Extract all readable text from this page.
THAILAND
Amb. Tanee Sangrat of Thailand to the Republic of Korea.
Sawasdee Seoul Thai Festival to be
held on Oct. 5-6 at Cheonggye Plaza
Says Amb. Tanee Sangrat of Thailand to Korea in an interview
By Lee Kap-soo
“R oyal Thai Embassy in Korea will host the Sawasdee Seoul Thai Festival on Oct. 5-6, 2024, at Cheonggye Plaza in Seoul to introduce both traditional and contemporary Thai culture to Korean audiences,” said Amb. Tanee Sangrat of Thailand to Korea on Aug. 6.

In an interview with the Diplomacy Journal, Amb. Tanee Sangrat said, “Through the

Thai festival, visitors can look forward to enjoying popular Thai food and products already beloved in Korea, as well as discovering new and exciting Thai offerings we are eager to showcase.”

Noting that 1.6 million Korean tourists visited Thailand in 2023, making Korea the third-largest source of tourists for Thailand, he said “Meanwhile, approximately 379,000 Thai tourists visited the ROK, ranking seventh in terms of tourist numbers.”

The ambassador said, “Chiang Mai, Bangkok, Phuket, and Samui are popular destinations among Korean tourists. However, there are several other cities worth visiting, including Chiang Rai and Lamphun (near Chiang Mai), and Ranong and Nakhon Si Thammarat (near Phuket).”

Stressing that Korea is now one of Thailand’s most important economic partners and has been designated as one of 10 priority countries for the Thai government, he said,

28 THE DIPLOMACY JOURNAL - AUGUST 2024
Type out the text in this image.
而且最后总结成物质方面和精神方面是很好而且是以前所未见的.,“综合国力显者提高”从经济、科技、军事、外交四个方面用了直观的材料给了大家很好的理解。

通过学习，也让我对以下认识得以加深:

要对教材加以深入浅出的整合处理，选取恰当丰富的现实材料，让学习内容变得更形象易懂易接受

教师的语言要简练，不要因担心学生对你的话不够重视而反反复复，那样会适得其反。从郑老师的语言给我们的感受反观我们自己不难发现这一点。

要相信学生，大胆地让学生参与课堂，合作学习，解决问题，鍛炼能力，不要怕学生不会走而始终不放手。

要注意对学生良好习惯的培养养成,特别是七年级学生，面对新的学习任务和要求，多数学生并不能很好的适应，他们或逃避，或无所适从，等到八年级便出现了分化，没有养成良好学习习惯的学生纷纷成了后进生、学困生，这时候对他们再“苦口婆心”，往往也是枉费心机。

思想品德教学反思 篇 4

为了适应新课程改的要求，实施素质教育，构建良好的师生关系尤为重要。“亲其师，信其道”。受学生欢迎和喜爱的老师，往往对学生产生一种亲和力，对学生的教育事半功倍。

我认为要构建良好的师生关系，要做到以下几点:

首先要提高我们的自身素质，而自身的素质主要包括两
*****
Each line from the one containing "Type out the text in this image." to the final line of the entries above must be returned exactly, and no other line may appear.

Type out the text in this image.
而且最后总结成物质方面和精神方面是很好而且是以前所未见的.,“综合国力显者提高”从经济、科技、军事、外交四个方面用了直观的材料给了大家很好的理解。

通过学习，也让我对以下认识得以加深:

要对教材加以深入浅出的整合处理，选取恰当丰富的现实材料，让学习内容变得更形象易懂易接受

教师的语言要简练，不要因担心学生对你的话不够重视而反反复复，那样会适得其反。从郑老师的语言给我们的感受反观我们自己不难发现这一点。

要相信学生，大胆地让学生参与课堂，合作学习，解决问题，鍛炼能力，不要怕学生不会走而始终不放手。

要注意对学生良好习惯的培养养成,特别是七年级学生，面对新的学习任务和要求，多数学生并不能很好的适应，他们或逃避，或无所适从，等到八年级便出现了分化，没有养成良好学习习惯的学生纷纷成了后进生、学困生，这时候对他们再“苦口婆心”，往往也是枉费心机。

思想品德教学反思 篇 4

为了适应新课程改的要求，实施素质教育，构建良好的师生关系尤为重要。“亲其师，信其道”。受学生欢迎和喜爱的老师，往往对学生产生一种亲和力，对学生的教育事半功倍。

我认为要构建良好的师生关系，要做到以下几点:

首先要提高我们的自身素质，而自身的素质主要包括两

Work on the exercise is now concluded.